**Saved entries**
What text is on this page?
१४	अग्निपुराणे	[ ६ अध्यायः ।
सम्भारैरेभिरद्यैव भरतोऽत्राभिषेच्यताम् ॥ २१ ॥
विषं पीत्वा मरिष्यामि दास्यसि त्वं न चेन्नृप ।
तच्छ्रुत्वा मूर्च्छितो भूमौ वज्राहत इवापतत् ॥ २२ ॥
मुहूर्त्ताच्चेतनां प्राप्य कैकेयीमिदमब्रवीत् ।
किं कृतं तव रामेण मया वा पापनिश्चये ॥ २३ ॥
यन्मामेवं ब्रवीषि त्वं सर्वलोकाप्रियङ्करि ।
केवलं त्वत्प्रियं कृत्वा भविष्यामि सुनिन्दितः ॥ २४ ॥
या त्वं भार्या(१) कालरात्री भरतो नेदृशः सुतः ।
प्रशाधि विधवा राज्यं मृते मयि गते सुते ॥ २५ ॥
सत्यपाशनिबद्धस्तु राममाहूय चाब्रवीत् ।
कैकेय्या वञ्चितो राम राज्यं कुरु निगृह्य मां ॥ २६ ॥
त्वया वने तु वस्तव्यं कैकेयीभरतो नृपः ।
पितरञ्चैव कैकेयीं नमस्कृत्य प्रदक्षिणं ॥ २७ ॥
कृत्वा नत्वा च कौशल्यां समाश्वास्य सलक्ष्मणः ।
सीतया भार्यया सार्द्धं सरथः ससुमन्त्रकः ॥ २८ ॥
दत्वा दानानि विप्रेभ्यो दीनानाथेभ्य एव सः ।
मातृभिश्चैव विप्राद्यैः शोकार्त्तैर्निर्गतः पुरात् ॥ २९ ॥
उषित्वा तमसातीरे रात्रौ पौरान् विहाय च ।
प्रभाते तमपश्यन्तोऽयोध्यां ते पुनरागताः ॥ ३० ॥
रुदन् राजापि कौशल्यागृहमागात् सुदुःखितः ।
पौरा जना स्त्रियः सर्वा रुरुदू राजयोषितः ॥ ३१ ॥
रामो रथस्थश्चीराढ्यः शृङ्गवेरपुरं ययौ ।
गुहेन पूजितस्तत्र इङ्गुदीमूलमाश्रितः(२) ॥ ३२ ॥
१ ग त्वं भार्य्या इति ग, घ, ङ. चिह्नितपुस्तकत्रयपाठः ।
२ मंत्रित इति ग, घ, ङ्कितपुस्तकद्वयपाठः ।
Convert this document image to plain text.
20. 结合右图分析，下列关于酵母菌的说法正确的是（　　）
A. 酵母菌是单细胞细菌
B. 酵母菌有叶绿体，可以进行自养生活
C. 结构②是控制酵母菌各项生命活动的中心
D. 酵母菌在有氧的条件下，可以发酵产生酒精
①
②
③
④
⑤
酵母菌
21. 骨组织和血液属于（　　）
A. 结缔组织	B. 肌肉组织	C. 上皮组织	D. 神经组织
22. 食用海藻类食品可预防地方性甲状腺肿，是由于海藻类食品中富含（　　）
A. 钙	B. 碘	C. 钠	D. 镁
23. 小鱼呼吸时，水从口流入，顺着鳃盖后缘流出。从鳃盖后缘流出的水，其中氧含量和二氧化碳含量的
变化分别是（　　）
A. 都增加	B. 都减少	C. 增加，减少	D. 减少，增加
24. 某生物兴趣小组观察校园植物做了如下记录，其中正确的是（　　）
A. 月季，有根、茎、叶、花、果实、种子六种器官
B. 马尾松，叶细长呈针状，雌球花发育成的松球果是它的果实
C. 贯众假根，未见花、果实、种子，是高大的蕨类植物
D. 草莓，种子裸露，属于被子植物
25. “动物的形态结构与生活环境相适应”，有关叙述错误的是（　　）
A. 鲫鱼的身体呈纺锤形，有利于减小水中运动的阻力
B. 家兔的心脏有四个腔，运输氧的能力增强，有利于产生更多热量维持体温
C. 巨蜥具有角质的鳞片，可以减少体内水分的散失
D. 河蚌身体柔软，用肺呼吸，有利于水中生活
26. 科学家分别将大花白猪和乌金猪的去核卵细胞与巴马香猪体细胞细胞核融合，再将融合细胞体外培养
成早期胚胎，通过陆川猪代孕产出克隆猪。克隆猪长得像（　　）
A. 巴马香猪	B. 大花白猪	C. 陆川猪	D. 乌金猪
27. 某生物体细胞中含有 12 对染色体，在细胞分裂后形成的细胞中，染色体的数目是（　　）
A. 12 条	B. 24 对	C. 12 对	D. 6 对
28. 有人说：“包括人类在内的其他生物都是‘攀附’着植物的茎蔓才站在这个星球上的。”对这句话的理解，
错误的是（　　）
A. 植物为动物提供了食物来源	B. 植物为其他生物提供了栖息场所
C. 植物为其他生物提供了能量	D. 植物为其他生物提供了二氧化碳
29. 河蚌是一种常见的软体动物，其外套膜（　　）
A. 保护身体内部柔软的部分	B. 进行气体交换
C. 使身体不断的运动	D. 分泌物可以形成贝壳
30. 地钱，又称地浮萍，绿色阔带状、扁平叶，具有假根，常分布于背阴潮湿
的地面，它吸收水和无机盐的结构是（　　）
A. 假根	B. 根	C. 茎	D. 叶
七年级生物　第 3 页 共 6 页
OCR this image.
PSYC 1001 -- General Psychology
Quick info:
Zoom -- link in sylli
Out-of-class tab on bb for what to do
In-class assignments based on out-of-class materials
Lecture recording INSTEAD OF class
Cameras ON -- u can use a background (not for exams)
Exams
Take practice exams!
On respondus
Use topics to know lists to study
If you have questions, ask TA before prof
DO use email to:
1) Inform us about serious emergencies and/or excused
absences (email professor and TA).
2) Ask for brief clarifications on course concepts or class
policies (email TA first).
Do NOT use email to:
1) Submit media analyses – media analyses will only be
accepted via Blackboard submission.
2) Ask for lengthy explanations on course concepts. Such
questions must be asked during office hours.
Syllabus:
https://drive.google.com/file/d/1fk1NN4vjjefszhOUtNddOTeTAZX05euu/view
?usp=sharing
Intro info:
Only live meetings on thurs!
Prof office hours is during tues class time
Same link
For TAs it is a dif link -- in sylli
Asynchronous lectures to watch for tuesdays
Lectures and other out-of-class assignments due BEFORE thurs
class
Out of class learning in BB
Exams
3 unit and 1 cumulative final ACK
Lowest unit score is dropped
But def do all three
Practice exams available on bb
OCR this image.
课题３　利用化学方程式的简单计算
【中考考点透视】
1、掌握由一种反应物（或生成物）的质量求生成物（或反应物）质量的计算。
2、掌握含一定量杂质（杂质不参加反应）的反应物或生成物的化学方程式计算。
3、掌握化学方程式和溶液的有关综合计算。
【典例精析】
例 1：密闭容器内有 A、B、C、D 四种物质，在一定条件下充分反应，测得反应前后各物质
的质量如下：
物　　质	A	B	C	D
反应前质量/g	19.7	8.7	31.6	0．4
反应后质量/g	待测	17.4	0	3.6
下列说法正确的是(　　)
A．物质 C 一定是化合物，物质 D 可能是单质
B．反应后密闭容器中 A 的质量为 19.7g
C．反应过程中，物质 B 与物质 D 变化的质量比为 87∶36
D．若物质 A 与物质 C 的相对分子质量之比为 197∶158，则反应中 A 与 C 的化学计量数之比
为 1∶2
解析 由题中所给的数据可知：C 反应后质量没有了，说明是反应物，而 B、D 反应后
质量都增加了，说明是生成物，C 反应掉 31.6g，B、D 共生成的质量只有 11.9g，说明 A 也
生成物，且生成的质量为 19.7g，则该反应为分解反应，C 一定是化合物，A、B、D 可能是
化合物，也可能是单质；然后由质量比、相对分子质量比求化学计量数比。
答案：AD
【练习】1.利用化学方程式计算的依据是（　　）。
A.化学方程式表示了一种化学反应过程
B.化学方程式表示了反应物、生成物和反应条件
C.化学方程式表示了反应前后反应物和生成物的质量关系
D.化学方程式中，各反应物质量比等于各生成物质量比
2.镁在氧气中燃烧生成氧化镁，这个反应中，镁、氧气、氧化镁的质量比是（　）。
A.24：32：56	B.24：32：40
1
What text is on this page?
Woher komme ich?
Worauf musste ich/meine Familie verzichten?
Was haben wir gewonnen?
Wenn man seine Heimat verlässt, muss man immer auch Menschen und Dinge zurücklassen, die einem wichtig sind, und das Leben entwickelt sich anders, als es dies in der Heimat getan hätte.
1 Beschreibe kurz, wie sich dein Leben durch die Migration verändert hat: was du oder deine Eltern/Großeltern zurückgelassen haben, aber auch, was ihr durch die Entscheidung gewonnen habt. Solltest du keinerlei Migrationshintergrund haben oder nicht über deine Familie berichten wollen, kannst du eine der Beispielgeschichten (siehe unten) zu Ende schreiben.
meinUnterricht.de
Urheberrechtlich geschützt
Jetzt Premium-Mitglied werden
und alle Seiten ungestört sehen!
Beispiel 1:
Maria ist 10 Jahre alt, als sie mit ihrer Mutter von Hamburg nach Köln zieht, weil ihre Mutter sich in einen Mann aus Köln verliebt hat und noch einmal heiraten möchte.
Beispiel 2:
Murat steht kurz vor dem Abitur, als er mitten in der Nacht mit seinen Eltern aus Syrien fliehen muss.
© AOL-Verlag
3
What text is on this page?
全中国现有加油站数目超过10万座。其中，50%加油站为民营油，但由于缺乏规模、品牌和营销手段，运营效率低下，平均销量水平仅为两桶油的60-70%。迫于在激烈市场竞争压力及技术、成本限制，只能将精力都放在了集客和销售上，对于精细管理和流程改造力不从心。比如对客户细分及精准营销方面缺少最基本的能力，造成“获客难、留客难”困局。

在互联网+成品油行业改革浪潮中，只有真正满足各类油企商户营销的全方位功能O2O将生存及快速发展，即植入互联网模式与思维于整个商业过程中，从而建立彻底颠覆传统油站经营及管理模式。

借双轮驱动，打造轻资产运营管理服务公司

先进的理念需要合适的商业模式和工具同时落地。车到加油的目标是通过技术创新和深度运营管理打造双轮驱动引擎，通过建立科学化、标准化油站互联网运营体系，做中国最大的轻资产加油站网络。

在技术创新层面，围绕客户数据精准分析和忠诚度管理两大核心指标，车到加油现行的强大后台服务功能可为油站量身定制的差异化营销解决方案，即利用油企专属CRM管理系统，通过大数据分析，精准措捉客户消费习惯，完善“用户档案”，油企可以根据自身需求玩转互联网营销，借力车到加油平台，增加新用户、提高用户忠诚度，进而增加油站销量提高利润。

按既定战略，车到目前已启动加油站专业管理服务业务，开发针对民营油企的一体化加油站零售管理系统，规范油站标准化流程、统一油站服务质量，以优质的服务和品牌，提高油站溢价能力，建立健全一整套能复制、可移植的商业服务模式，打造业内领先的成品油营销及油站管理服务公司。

**YOUR TASK**
Return each line of the listing that holds the string "sich".

**OUTPUT**
Wenn man seine Heimat verlässt, muss man immer auch Menschen und Dinge zurücklassen, die einem wichtig sind, und das Leben entwickelt sich anders, als es dies in der Heimat getan hätte.
1 Beschreibe kurz, wie sich dein Leben durch die Migration verändert hat: was du oder deine Eltern/Großeltern zurückgelassen haben, aber auch, was ihr durch die Entscheidung gewonnen habt. Solltest du keinerlei Migrationshintergrund haben oder nicht über deine Familie berichten wollen, kannst du eine der Beispielgeschichten (siehe unten) zu Ende schreiben.
Maria ist 10 Jahre alt, als sie mit ihrer Mutter von Hamburg nach Köln zieht, weil ihre Mutter sich in einen Mann aus Köln verliebt hat und noch einmal heiraten möchte.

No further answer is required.